## PROBLEM REQUIREMENTS
Gather all lines in the records below that include the word "Bernard".

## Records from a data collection
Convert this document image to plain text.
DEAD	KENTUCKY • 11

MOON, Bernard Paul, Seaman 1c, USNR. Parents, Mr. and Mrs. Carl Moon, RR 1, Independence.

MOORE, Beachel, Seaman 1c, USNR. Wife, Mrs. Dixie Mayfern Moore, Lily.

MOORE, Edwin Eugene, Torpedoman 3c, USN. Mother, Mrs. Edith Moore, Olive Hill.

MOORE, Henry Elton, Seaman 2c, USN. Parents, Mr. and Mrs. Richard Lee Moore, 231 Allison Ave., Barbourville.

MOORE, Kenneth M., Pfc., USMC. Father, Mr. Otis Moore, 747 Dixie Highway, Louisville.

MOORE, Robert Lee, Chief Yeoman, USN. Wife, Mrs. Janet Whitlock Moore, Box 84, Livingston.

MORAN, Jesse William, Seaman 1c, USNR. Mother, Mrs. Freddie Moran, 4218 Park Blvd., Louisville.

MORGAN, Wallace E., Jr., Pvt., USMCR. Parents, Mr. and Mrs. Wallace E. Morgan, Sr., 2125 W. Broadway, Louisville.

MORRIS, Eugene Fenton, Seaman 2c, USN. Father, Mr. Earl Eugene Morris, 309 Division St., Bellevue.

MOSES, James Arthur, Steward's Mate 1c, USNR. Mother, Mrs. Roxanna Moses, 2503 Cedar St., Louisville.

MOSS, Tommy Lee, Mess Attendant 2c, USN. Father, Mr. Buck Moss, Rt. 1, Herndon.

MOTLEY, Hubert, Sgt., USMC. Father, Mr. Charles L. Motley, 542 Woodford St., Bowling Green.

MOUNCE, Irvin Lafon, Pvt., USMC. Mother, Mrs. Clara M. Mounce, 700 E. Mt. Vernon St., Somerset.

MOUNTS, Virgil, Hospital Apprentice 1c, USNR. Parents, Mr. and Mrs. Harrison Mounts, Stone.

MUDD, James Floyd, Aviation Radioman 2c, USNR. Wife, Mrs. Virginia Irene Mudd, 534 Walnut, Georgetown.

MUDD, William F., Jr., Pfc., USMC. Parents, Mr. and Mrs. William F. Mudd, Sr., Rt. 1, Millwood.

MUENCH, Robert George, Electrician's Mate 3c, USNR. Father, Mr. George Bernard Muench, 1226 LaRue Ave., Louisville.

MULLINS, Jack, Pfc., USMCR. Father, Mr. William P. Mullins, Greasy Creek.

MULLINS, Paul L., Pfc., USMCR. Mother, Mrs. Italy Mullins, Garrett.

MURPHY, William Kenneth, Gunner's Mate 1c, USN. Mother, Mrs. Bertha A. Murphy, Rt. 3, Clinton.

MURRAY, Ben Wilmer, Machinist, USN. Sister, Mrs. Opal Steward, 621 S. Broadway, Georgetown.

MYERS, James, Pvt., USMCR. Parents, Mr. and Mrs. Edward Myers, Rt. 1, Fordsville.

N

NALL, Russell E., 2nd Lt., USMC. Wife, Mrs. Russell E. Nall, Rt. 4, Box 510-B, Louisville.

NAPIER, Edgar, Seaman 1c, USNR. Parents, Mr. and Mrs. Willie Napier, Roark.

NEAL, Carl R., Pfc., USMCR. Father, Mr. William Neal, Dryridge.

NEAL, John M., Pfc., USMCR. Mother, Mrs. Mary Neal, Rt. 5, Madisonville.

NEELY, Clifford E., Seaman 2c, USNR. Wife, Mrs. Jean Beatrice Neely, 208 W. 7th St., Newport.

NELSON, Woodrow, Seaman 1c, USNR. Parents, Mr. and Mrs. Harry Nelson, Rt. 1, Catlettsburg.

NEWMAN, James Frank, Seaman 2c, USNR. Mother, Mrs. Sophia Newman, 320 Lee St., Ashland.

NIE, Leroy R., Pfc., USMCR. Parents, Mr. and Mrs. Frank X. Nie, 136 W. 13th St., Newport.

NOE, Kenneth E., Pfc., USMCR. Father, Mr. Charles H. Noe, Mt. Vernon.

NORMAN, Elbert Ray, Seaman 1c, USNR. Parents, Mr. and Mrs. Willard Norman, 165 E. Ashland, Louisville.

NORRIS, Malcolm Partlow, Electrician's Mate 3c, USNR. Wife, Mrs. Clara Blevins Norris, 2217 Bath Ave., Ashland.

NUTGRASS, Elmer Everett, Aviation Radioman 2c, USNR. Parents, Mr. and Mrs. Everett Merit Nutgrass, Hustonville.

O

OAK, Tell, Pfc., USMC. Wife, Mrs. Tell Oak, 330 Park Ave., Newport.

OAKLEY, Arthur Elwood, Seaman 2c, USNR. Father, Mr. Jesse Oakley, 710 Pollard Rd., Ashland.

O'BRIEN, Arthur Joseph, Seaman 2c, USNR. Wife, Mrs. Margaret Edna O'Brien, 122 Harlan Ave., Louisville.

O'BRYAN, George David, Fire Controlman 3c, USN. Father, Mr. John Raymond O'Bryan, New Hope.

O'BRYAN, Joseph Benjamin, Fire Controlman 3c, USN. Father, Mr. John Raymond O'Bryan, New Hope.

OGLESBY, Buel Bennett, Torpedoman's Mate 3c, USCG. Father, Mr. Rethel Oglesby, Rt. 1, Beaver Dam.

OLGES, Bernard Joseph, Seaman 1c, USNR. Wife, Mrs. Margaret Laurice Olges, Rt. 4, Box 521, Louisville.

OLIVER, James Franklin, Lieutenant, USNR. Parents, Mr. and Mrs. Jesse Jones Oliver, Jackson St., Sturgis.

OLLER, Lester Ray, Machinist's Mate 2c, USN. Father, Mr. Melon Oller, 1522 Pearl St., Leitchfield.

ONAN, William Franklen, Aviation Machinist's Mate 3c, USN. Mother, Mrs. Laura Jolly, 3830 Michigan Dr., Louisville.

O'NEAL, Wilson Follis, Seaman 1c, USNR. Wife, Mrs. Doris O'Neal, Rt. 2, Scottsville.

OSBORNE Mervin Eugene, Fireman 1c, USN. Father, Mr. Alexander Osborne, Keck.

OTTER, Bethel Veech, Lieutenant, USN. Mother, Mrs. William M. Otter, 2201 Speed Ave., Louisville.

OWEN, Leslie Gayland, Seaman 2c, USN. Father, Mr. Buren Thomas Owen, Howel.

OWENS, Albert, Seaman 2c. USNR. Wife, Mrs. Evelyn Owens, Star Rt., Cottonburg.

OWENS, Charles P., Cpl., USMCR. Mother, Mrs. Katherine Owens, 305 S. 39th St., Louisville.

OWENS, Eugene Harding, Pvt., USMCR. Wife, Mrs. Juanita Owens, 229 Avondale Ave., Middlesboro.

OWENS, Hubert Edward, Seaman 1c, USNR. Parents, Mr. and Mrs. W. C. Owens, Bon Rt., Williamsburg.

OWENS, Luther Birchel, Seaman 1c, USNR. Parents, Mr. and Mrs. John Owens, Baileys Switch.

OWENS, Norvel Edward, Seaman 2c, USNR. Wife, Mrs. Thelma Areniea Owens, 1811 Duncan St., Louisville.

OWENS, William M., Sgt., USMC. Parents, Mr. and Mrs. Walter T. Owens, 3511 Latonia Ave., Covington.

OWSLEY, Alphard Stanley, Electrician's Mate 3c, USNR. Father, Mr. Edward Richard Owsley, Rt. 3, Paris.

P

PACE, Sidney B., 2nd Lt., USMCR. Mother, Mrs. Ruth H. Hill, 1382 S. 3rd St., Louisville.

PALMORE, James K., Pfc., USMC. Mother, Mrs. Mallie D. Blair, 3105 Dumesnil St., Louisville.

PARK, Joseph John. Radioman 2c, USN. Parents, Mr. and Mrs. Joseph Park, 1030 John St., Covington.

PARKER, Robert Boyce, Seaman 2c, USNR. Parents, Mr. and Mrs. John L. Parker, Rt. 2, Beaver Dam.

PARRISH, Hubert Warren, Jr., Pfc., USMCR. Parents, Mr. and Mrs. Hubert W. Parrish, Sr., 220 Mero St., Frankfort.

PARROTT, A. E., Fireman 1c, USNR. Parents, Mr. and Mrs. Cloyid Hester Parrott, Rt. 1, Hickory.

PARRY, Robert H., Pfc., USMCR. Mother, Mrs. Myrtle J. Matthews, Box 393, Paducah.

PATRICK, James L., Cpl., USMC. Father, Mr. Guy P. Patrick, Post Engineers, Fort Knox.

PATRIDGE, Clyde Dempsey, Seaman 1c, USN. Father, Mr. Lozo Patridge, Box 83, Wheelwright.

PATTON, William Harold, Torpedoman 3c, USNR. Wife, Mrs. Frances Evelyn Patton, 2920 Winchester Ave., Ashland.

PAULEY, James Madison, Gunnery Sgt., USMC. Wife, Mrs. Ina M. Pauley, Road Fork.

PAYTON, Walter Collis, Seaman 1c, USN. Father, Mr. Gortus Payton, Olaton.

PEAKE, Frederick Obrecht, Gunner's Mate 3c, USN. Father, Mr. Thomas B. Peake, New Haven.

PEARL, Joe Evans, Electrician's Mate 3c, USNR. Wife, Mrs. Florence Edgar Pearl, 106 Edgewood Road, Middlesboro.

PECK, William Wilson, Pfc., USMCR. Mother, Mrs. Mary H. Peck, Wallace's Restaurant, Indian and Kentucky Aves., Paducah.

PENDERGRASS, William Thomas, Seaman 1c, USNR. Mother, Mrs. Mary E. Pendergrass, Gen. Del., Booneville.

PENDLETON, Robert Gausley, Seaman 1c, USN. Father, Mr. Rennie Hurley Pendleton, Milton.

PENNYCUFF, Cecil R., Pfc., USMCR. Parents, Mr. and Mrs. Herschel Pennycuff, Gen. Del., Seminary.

## EXERCISE ANSWER
MOON, Bernard Paul, Seaman 1c, USNR. Parents, Mr. and Mrs. Carl Moon, RR 1, Independence.
MUENCH, Robert George, Electrician's Mate 3c, USNR. Father, Mr. George Bernard Muench, 1226 LaRue Ave., Louisville.
OLGES, Bernard Joseph, Seaman 1c, USNR. Wife, Mrs. Margaret Laurice Olges, Rt. 4, Box 521, Louisville.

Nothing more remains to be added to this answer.